====== DATA SHOWN ======

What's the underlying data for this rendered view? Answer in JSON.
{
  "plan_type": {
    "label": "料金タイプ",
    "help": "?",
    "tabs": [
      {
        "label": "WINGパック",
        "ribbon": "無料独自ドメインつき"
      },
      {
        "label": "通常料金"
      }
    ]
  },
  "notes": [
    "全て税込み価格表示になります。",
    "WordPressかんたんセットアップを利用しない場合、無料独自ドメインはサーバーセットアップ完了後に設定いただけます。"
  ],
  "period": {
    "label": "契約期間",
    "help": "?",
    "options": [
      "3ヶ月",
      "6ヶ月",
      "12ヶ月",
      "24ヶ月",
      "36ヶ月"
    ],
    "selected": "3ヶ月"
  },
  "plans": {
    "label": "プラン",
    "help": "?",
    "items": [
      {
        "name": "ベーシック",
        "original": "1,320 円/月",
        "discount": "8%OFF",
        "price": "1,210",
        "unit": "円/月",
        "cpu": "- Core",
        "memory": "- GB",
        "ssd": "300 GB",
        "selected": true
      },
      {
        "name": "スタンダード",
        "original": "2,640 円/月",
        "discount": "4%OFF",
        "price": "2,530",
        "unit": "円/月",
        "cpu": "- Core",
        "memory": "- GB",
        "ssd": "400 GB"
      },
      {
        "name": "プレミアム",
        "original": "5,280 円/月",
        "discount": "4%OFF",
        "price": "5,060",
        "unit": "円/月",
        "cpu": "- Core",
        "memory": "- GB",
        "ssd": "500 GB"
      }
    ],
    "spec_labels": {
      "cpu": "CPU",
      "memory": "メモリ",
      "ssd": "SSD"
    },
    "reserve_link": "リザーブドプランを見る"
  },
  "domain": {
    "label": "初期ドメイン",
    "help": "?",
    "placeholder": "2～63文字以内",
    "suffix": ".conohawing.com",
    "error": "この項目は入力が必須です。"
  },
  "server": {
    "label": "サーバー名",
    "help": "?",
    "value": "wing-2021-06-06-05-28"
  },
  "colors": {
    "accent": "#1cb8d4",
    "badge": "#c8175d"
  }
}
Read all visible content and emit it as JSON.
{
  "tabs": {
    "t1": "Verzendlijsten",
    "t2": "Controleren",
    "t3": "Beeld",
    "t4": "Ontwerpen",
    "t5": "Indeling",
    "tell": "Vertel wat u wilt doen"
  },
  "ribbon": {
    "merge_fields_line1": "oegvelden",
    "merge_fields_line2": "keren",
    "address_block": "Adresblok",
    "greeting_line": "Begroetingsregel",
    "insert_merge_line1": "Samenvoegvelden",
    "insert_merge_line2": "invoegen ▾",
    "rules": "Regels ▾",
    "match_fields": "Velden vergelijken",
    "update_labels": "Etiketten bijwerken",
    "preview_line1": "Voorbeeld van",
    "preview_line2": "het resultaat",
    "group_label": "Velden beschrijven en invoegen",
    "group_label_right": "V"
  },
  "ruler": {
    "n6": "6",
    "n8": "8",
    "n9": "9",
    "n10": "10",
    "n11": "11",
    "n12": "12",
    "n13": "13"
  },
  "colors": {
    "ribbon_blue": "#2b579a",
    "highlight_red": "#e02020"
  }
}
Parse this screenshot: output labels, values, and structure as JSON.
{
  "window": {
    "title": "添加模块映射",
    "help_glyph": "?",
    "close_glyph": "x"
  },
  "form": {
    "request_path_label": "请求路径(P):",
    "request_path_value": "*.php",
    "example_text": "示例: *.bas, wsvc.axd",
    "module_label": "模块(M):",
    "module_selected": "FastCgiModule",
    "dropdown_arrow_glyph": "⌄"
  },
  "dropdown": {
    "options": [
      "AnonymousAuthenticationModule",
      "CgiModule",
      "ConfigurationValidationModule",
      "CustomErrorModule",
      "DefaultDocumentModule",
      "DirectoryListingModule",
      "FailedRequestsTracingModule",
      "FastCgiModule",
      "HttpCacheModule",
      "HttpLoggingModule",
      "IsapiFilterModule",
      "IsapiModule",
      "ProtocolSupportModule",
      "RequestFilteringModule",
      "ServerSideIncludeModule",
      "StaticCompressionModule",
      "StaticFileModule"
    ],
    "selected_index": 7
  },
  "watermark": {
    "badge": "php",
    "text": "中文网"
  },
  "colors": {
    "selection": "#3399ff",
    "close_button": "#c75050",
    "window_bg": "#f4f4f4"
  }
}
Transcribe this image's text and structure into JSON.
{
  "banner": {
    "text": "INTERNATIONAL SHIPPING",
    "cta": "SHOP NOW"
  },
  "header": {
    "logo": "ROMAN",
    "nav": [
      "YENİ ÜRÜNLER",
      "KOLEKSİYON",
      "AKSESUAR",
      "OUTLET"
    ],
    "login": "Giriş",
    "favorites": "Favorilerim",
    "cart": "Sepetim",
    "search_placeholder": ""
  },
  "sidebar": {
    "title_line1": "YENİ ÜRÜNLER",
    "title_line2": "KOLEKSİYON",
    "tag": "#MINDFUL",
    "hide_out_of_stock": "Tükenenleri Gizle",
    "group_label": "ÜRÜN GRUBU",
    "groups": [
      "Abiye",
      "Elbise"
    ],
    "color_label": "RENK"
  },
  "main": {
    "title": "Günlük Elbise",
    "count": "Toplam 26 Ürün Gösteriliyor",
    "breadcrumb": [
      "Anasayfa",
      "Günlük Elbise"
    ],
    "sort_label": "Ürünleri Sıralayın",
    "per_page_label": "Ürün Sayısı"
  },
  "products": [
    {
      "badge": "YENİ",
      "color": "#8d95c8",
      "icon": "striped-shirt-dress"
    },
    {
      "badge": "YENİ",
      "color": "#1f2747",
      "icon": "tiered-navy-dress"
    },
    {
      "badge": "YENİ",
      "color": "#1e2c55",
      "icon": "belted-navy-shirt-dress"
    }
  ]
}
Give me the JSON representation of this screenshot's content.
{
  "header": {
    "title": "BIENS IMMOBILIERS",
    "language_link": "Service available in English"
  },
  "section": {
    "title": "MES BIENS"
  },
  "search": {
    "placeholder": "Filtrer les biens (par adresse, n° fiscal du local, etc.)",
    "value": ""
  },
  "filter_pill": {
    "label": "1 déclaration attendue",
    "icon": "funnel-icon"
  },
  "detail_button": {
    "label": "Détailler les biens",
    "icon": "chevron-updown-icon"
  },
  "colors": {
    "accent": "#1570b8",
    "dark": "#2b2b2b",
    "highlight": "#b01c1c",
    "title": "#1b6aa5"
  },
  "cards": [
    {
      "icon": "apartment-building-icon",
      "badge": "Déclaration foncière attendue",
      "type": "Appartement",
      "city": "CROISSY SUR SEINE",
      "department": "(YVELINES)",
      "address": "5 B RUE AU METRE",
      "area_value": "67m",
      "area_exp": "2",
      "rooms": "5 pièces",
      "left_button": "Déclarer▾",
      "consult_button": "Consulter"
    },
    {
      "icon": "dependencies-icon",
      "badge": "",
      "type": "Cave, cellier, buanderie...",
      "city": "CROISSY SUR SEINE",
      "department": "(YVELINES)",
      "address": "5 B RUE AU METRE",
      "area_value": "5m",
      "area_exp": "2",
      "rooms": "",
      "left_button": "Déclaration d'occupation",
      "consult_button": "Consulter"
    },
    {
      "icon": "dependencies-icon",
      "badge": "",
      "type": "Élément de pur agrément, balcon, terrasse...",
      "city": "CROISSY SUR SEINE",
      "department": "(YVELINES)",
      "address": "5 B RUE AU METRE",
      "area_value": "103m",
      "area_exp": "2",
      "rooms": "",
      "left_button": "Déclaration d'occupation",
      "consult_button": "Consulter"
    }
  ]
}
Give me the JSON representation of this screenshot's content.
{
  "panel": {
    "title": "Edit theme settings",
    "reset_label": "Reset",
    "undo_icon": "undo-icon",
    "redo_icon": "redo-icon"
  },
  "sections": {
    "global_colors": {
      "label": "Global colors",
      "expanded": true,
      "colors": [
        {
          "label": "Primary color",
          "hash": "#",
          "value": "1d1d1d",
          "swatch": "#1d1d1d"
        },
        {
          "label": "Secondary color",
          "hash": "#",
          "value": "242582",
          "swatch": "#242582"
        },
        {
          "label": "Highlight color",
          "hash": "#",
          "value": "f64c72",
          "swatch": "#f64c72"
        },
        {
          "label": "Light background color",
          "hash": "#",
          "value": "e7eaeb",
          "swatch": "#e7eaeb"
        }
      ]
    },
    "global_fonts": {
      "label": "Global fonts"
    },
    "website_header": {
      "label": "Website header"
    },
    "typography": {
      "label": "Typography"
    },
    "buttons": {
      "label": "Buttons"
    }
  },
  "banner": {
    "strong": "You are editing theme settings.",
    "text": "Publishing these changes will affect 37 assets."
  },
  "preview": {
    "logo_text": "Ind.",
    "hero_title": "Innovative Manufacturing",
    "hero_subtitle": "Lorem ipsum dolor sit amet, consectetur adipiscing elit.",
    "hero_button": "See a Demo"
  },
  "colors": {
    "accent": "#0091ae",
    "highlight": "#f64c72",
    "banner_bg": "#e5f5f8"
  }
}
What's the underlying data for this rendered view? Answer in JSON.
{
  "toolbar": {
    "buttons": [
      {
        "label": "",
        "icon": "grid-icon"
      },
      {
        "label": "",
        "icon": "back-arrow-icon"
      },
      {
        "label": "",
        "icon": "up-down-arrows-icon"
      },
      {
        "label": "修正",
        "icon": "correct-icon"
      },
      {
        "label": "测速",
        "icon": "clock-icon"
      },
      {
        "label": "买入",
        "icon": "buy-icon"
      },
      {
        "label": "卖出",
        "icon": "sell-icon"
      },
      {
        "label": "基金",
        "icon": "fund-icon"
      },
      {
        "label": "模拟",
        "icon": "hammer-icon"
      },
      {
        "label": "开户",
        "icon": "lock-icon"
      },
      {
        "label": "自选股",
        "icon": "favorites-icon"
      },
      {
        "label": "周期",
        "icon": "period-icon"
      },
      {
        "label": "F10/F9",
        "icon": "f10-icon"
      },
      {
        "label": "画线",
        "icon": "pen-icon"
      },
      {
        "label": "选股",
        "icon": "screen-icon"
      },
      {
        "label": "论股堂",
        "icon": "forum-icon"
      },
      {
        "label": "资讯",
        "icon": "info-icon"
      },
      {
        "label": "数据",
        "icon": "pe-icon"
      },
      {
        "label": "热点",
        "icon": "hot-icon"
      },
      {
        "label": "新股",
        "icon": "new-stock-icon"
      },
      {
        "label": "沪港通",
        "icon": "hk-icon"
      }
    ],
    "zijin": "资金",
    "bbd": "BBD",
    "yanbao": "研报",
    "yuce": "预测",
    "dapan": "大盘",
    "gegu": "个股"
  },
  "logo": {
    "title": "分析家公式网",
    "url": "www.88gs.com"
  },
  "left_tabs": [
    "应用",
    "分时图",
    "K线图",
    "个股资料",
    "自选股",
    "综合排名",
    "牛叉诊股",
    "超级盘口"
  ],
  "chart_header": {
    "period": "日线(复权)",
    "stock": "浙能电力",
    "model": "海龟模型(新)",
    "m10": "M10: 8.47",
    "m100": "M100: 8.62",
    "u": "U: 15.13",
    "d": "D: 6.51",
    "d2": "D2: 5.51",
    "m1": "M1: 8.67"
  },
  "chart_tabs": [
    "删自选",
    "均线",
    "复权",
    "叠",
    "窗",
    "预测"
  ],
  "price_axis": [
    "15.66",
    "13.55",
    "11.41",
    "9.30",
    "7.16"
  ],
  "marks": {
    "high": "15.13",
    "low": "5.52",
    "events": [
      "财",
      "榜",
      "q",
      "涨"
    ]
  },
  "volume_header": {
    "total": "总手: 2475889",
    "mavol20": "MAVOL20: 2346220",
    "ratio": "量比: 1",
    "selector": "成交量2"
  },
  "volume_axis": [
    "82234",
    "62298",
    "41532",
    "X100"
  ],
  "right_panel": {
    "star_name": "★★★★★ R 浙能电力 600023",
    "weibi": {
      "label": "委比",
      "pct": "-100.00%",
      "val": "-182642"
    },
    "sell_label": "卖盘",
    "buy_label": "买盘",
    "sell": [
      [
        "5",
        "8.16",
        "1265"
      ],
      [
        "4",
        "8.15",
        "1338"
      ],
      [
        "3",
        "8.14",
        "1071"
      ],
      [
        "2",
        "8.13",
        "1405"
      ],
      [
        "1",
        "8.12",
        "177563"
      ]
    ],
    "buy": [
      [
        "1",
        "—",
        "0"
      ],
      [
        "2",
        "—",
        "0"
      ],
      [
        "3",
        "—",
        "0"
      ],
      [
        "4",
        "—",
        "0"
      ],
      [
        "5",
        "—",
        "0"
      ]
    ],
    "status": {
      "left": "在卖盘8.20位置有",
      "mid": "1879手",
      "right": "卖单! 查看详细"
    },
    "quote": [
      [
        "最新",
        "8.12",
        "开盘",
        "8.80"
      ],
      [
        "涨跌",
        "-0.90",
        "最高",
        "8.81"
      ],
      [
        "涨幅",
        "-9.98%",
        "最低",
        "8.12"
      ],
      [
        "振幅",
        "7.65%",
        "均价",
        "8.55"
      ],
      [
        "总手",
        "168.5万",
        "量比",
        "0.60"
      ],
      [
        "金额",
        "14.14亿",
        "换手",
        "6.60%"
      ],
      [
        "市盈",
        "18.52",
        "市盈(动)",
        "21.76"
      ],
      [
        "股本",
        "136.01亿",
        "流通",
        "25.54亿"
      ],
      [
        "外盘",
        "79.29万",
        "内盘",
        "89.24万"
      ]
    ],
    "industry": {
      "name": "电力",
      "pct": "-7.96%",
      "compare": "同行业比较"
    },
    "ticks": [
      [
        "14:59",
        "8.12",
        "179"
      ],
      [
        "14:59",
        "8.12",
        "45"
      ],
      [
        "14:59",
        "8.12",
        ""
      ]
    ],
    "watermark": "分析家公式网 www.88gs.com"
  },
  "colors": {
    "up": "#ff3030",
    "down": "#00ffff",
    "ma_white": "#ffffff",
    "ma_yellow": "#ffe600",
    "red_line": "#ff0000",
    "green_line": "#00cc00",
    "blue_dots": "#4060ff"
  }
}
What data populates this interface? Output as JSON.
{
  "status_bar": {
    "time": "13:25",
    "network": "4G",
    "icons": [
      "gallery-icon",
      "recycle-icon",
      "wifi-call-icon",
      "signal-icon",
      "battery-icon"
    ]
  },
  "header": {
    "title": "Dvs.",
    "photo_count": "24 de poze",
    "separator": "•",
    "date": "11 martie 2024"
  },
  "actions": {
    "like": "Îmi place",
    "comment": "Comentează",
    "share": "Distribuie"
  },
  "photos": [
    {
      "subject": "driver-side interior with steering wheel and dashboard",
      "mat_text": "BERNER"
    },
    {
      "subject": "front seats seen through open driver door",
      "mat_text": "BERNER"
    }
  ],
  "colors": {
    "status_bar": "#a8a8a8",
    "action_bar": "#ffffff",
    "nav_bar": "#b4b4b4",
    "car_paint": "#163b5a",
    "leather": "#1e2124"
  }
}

======

[TASK PROMPT] Copy all lines above containing the string "invoegen".

[RESULT OF THE TASK]
    "insert_merge_line2": "invoegen ▾",
    "group_label": "Velden beschrijven en invoegen",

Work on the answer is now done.